**Problem statement:** Check every line of the data below for the string "крови", and copy the ones that hold it.

[Extracted data entries]
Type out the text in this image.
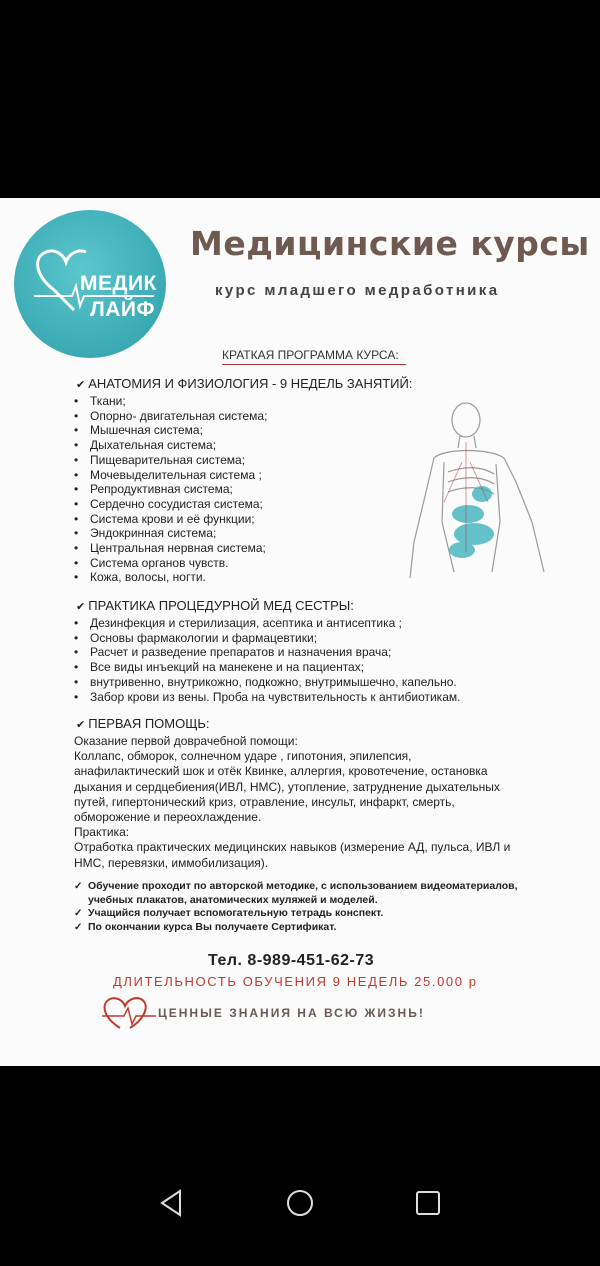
МЕДИК
ЛАЙФ
Медицинские курсы
курс младшего медработника
КРАТКАЯ ПРОГРАММА КУРСА:
✔ АНАТОМИЯ И ФИЗИОЛОГИЯ - 9 НЕДЕЛЬ ЗАНЯТИЙ:
• Ткани;
• Опорно- двигательная система;
• Мышечная система;
• Дыхательная система;
• Пищеварительная система;
• Мочевыделительная система ;
• Репродуктивная система;
• Сердечно сосудистая система;
• Система крови и её функции;
• Эндокринная система;
• Центральная нервная система;
• Система органов чувств.
• Кожа, волосы, ногти.
✔ ПРАКТИКА ПРОЦЕДУРНОЙ МЕД СЕСТРЫ:
• Дезинфекция и стерилизация, асептика и антисептика ;
• Основы фармакологии и фармацевтики;
• Расчет и разведение препаратов и назначения врача;
• Все виды инъекций на манекене и на пациентах;
• внутривенно, внутрикожно, подкожно, внутримышечно, капельно.
• Забор крови из вены. Проба на чувствительность к антибиотикам.
✔ ПЕРВАЯ ПОМОЩЬ:
Оказание первой доврачебной помощи:
Коллапс, обморок, солнечном ударе , гипотония, эпилепсия,
анафилактический шок и отёк Квинке, аллергия, кровотечение, остановка
дыхания и сердцебиения(ИВЛ, НМС), утопление, затруднение дыхательных
путей, гипертонический криз, отравление, инсульт, инфаркт, смерть,
обморожение и переохлаждение.
Практика:
Отработка практических медицинских навыков (измерение АД, пульса, ИВЛ и
НМС, перевязки, иммобилизация).
✓ Обучение проходит по авторской методике, с использованием видеоматериалов, учебных плакатов, анатомических муляжей и моделей.
✓ Учащийся получает вспомогательную тетрадь конспект.
✓ По окончании курса Вы получаете Сертификат.
Тел. 8-989-451-62-73
ДЛИТЕЛЬНОСТЬ ОБУЧЕНИЯ 9 НЕДЕЛЬ 25.000 р
ЦЕННЫЕ ЗНАНИЯ НА ВСЮ ЖИЗНЬ!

**Correct response:**
• Система крови и её функции;
• Забор крови из вены. Проба на чувствительность к антибиотикам.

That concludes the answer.